- Extracted material
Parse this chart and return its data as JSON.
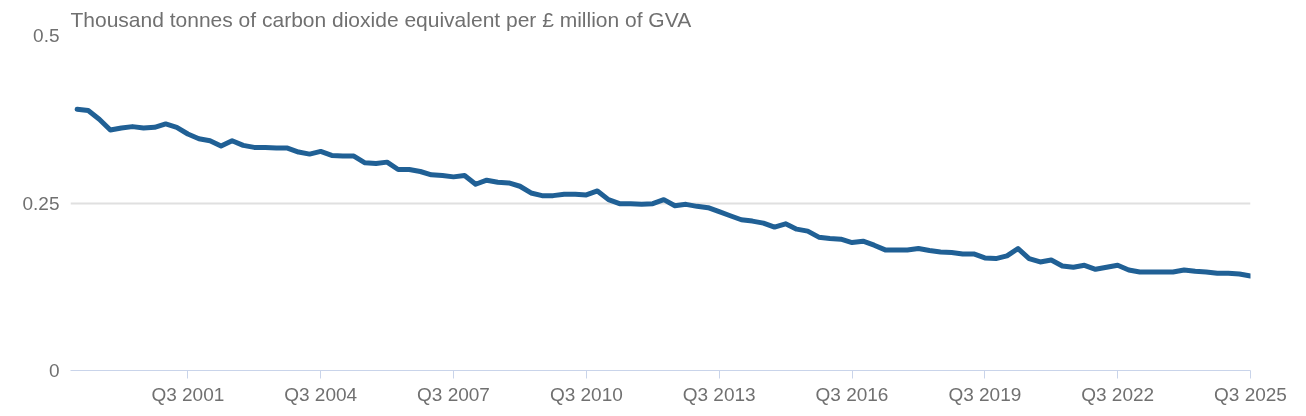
{
  "chart_data": {
    "type": "line",
    "ylabel": "Thousand tonnes of carbon dioxide equivalent per £ million of GVA",
    "categories": [
      null,
      null,
      null,
      null,
      null,
      null,
      null,
      null,
      null,
      null,
      "Q3 2001",
      null,
      null,
      null,
      null,
      null,
      null,
      null,
      null,
      null,
      null,
      null,
      "Q3 2004",
      null,
      null,
      null,
      null,
      null,
      null,
      null,
      null,
      null,
      null,
      null,
      "Q3 2007",
      null,
      null,
      null,
      null,
      null,
      null,
      null,
      null,
      null,
      null,
      null,
      "Q3 2010",
      null,
      null,
      null,
      null,
      null,
      null,
      null,
      null,
      null,
      null,
      null,
      "Q3 2013",
      null,
      null,
      null,
      null,
      null,
      null,
      null,
      null,
      null,
      null,
      null,
      "Q3 2016",
      null,
      null,
      null,
      null,
      null,
      null,
      null,
      null,
      null,
      null,
      null,
      "Q3 2019",
      null,
      null,
      null,
      null,
      null,
      null,
      null,
      null,
      null,
      null,
      null,
      "Q3 2022",
      null,
      null,
      null,
      null,
      null,
      null,
      null,
      null,
      null,
      null,
      null,
      "Q3 2025"
    ],
    "series": [
      {
        "color": "#206095",
        "values": [
          0.39,
          0.388,
          0.375,
          0.359,
          0.362,
          0.364,
          0.362,
          0.363,
          0.368,
          0.363,
          0.353,
          0.346,
          0.343,
          0.335,
          0.343,
          0.336,
          0.333,
          0.333,
          0.332,
          0.332,
          0.326,
          0.323,
          0.327,
          0.321,
          0.32,
          0.32,
          0.31,
          0.309,
          0.311,
          0.3,
          0.3,
          0.297,
          0.292,
          0.291,
          0.289,
          0.291,
          0.278,
          0.284,
          0.281,
          0.28,
          0.275,
          0.265,
          0.261,
          0.261,
          0.263,
          0.263,
          0.262,
          0.268,
          0.255,
          0.249,
          0.249,
          0.248,
          0.249,
          0.255,
          0.246,
          0.248,
          0.245,
          0.243,
          0.237,
          0.231,
          0.225,
          0.223,
          0.22,
          0.214,
          0.219,
          0.211,
          0.208,
          0.199,
          0.197,
          0.196,
          0.191,
          0.193,
          0.187,
          0.18,
          0.18,
          0.18,
          0.182,
          0.179,
          0.177,
          0.176,
          0.174,
          0.174,
          0.168,
          0.167,
          0.171,
          0.182,
          0.167,
          0.162,
          0.165,
          0.156,
          0.154,
          0.157,
          0.151,
          0.154,
          0.157,
          0.15,
          0.147,
          0.147,
          0.147,
          0.147,
          0.15,
          0.148,
          0.147,
          0.145,
          0.145,
          0.144,
          0.141
        ]
      }
    ],
    "ylim": [
      0,
      0.5
    ],
    "yticks": [
      0,
      {
        "value": 0.25,
        "label": "0.25"
      },
      0.5
    ],
    "grid": "y",
    "marker": "none",
    "line_style": "solid"
  }
}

- Your objective
Reproduce the data word for word, excluding its pictures.

- Written answer
Parse this chart and return its data as JSON.
{
  "chart_data": {
    "type": "line",
    "ylabel": "Thousand tonnes of carbon dioxide equivalent per £ million of GVA",
    "categories": [
      null,
      null,
      null,
      null,
      null,
      null,
      null,
      null,
      null,
      null,
      "Q3 2001",
      null,
      null,
      null,
      null,
      null,
      null,
      null,
      null,
      null,
      null,
      null,
      "Q3 2004",
      null,
      null,
      null,
      null,
      null,
      null,
      null,
      null,
      null,
      null,
      null,
      "Q3 2007",
      null,
      null,
      null,
      null,
      null,
      null,
      null,
      null,
      null,
      null,
      null,
      "Q3 2010",
      null,
      null,
      null,
      null,
      null,
      null,
      null,
      null,
      null,
      null,
      null,
      "Q3 2013",
      null,
      null,
      null,
      null,
      null,
      null,
      null,
      null,
      null,
      null,
      null,
      "Q3 2016",
      null,
      null,
      null,
      null,
      null,
      null,
      null,
      null,
      null,
      null,
      null,
      "Q3 2019",
      null,
      null,
      null,
      null,
      null,
      null,
      null,
      null,
      null,
      null,
      null,
      "Q3 2022",
      null,
      null,
      null,
      null,
      null,
      null,
      null,
      null,
      null,
      null,
      null,
      "Q3 2025"
    ],
    "series": [
      {
        "color": "#206095",
        "values": [
          0.39,
          0.388,
          0.375,
          0.359,
          0.362,
          0.364,
          0.362,
          0.363,
          0.368,
          0.363,
          0.353,
          0.346,
          0.343,
          0.335,
          0.343,
          0.336,
          0.333,
          0.333,
          0.332,
          0.332,
          0.326,
          0.323,
          0.327,
          0.321,
          0.32,
          0.32,
          0.31,
          0.309,
          0.311,
          0.3,
          0.3,
          0.297,
          0.292,
          0.291,
          0.289,
          0.291,
          0.278,
          0.284,
          0.281,
          0.28,
          0.275,
          0.265,
          0.261,
          0.261,
          0.263,
          0.263,
          0.262,
          0.268,
          0.255,
          0.249,
          0.249,
          0.248,
          0.249,
          0.255,
          0.246,
          0.248,
          0.245,
          0.243,
          0.237,
          0.231,
          0.225,
          0.223,
          0.22,
          0.214,
          0.219,
          0.211,
          0.208,
          0.199,
          0.197,
          0.196,
          0.191,
          0.193,
          0.187,
          0.18,
          0.18,
          0.18,
          0.182,
          0.179,
          0.177,
          0.176,
          0.174,
          0.174,
          0.168,
          0.167,
          0.171,
          0.182,
          0.167,
          0.162,
          0.165,
          0.156,
          0.154,
          0.157,
          0.151,
          0.154,
          0.157,
          0.15,
          0.147,
          0.147,
          0.147,
          0.147,
          0.15,
          0.148,
          0.147,
          0.145,
          0.145,
          0.144,
          0.141
        ]
      }
    ],
    "ylim": [
      0,
      0.5
    ],
    "yticks": [
      0,
      {
        "value": 0.25,
        "label": "0.25"
      },
      0.5
    ],
    "grid": "y",
    "marker": "none",
    "line_style": "solid"
  }
}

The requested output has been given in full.